PROBLEM TO SOLVE:
Look through the lines and report how many include the word "this", giving nothing but the number.

Entries taken from a collection:

----

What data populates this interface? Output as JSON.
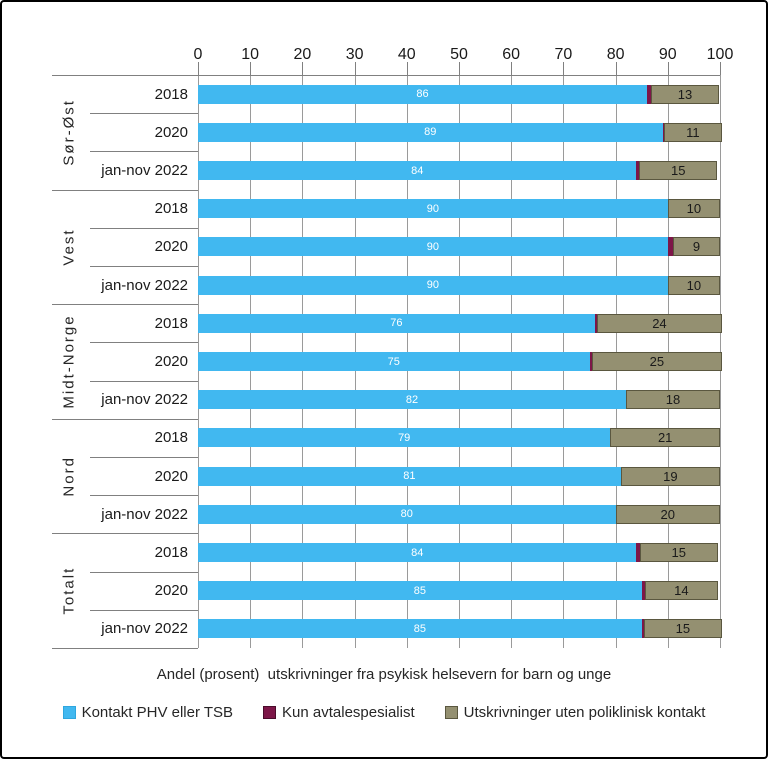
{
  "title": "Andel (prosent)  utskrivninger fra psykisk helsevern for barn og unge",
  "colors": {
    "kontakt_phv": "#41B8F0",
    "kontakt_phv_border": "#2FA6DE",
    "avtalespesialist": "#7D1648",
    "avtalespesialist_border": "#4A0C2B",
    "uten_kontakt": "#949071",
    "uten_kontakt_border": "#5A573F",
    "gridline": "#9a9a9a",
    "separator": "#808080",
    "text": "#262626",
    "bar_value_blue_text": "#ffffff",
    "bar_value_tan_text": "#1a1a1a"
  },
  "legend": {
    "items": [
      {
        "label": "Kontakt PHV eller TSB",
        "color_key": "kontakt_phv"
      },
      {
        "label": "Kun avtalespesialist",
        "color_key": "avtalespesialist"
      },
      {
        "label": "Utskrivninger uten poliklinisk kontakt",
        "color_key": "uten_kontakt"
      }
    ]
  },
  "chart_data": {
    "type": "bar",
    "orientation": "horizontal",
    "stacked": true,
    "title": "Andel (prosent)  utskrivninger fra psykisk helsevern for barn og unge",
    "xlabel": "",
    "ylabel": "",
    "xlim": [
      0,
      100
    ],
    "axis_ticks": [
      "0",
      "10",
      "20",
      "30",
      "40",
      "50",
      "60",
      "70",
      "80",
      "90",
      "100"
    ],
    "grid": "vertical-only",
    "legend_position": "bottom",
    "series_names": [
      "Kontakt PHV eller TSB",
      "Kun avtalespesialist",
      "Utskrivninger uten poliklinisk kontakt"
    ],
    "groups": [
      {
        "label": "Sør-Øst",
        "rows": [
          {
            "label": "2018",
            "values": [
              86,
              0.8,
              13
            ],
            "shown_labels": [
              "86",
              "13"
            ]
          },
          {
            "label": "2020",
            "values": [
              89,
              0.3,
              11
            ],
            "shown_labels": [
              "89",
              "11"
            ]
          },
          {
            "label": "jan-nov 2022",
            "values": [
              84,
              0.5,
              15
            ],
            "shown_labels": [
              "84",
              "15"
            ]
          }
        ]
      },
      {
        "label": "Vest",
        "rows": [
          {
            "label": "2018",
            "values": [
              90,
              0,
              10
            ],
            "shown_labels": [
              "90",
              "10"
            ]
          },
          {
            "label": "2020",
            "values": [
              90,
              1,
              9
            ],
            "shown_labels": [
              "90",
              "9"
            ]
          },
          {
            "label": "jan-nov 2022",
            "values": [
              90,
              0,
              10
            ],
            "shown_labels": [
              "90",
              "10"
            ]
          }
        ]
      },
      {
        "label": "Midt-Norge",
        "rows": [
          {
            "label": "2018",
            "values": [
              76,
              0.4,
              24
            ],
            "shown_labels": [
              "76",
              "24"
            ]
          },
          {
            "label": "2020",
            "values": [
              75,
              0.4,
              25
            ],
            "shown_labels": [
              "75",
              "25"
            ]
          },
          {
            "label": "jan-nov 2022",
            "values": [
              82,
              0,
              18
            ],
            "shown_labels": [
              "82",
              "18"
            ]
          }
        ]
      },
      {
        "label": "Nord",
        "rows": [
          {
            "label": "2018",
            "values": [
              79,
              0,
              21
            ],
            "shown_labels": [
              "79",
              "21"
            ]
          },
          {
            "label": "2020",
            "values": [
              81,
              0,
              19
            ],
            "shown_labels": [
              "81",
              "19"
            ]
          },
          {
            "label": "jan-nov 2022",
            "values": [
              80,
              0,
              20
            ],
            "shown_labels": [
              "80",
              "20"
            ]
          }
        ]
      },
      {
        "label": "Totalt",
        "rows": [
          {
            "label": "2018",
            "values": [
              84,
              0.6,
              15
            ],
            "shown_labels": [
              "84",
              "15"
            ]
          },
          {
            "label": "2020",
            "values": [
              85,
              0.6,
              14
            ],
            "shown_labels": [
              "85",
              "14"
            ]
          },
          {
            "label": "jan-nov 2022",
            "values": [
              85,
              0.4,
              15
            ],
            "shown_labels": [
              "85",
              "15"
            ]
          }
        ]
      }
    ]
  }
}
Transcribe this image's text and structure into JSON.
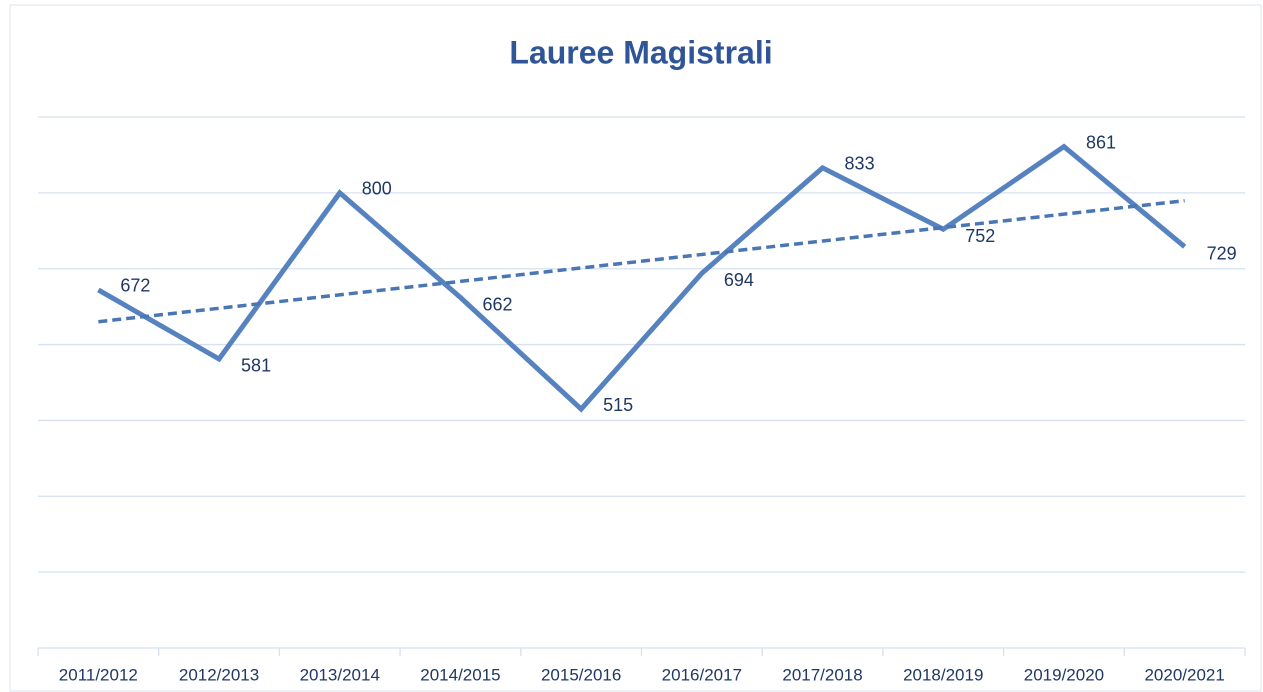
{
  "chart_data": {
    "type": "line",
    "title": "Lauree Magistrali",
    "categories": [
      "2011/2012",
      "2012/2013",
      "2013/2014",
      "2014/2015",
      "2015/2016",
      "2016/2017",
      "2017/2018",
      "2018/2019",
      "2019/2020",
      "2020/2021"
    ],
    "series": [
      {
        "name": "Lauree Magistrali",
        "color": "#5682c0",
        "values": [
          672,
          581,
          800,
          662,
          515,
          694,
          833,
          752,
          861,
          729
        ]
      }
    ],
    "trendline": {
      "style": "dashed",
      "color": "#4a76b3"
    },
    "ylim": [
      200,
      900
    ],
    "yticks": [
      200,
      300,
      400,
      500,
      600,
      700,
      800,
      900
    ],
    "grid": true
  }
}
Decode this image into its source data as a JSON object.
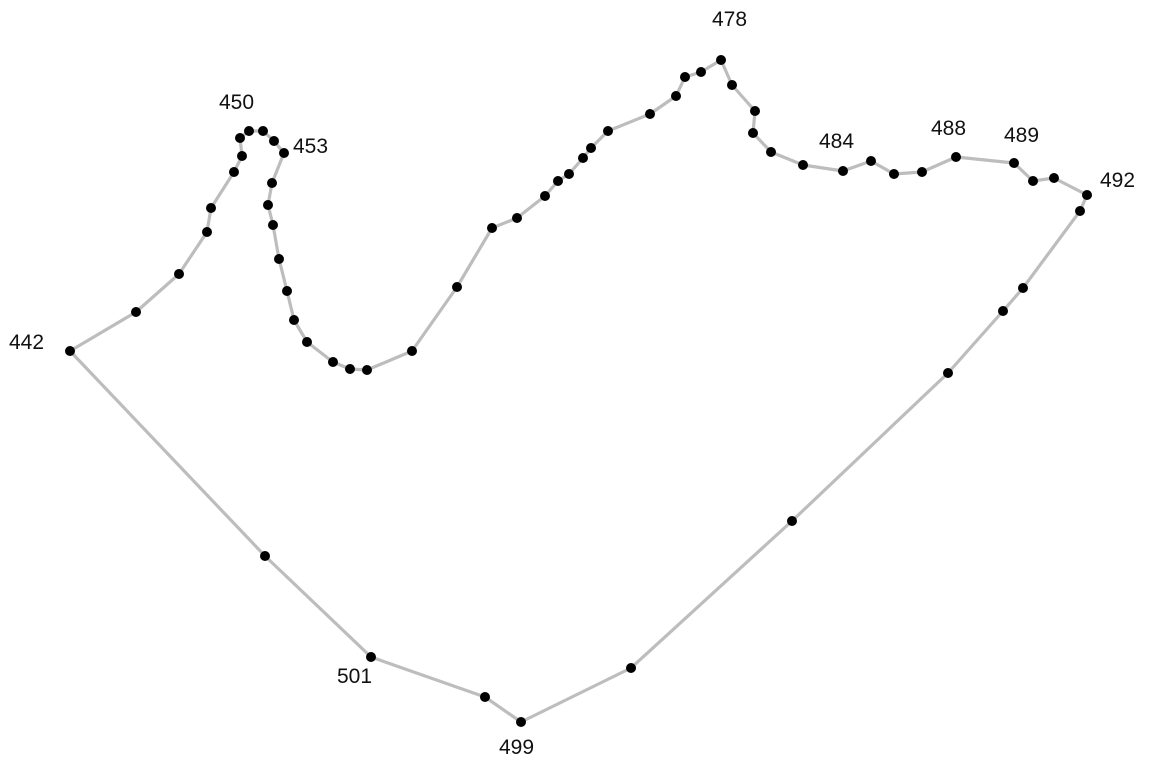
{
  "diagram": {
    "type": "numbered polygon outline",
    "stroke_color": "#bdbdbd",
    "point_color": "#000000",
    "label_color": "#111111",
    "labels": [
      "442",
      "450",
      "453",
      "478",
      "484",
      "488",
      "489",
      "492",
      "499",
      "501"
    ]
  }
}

----

TASK ANSWER:
3